■ **SOURCE TEXT**:
# Wholesale orchid vendors



## Tanner. C (Jan 21, 2018)

Trying to find a good wholesale orchid vendor for the nursery I work for. Seems like many places only do wholesale to the big box stores. 

Any suggestions are appreciated


----------



## Ray (Jan 22, 2018)

Try growers in Hawaii. Lehua, The Orchidworks, Hawaii Orchid Farm, Carmela, Kalapana Tropicals, to name a few.


----------



## Tanner. C (Jan 22, 2018)

I'll look into those buy wouldn't freight be expensive to ship to Minnesota?


----------



## NYEric (Jan 22, 2018)

What orchids are you looking for?


----------



## Tanner. C (Jan 22, 2018)

NYEric said:


> What orchids are you looking for?




Mostly Phalaenopsis since people seem to like those the best.


----------



## Linus_Cello (Jan 22, 2018)

Tanner. C said:


> Mostly Phalaenopsis since people seem to like those the best.



Orchids Dominica. I’ll see Nancy Mountford at the paph forum and ask her.

■ **SUPPLIED INFORMATION**:

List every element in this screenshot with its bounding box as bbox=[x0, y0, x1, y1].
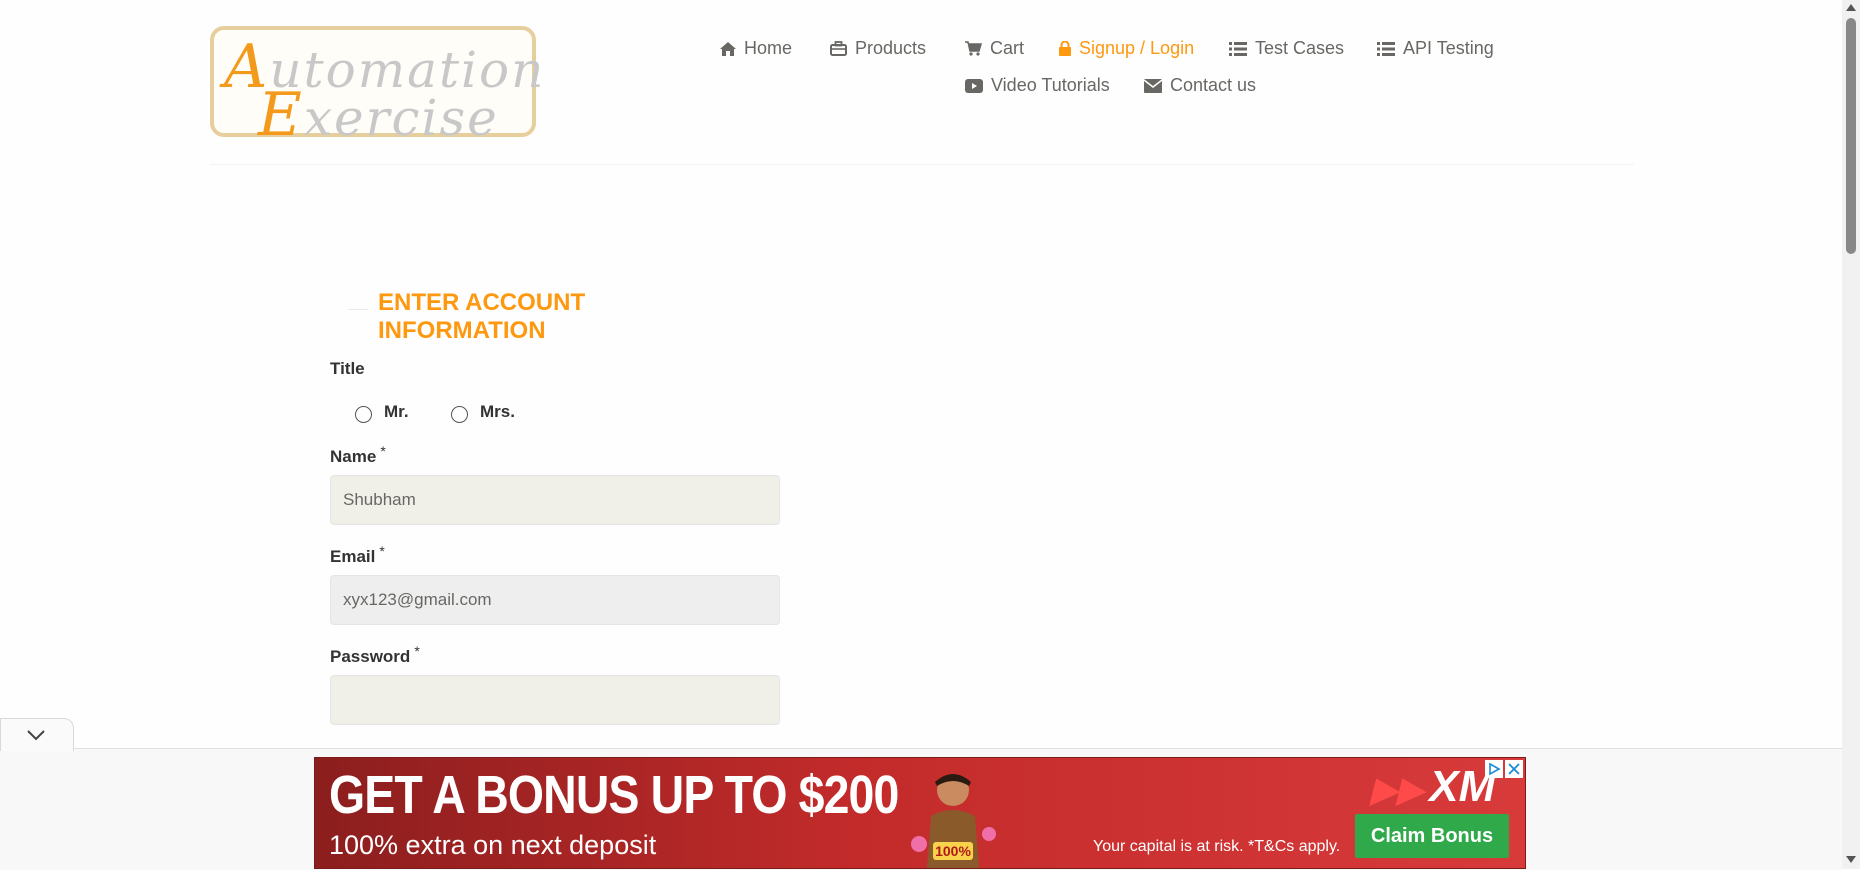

■ **PROBLEM DETAILS**:
Could you write what comes next in the wholesale orchid vendors thread, starting after its last post? You won't need the data.

■ **EXERCISE RESULT**:
----------



## Ray (Jan 22, 2018)

Tanner. C said:


> I'll look into those buy wouldn't freight be expensive to ship to Minnesota?





Growers in HI do SO much shipping that their FedEx rates are quite good.

I agree with Linus; for phals, definitely Nancy Mountford.


----------



## Tanner. C (Jan 22, 2018)

What is the website? I tried to find it and not sure I have the correct web address.


----------



## Tanner. C (Jan 22, 2018)

Looks like with Orchids Dominica you have to order at least 200. Trying to find a place we could order 25-50 our nursery is small so just enough to have for the year.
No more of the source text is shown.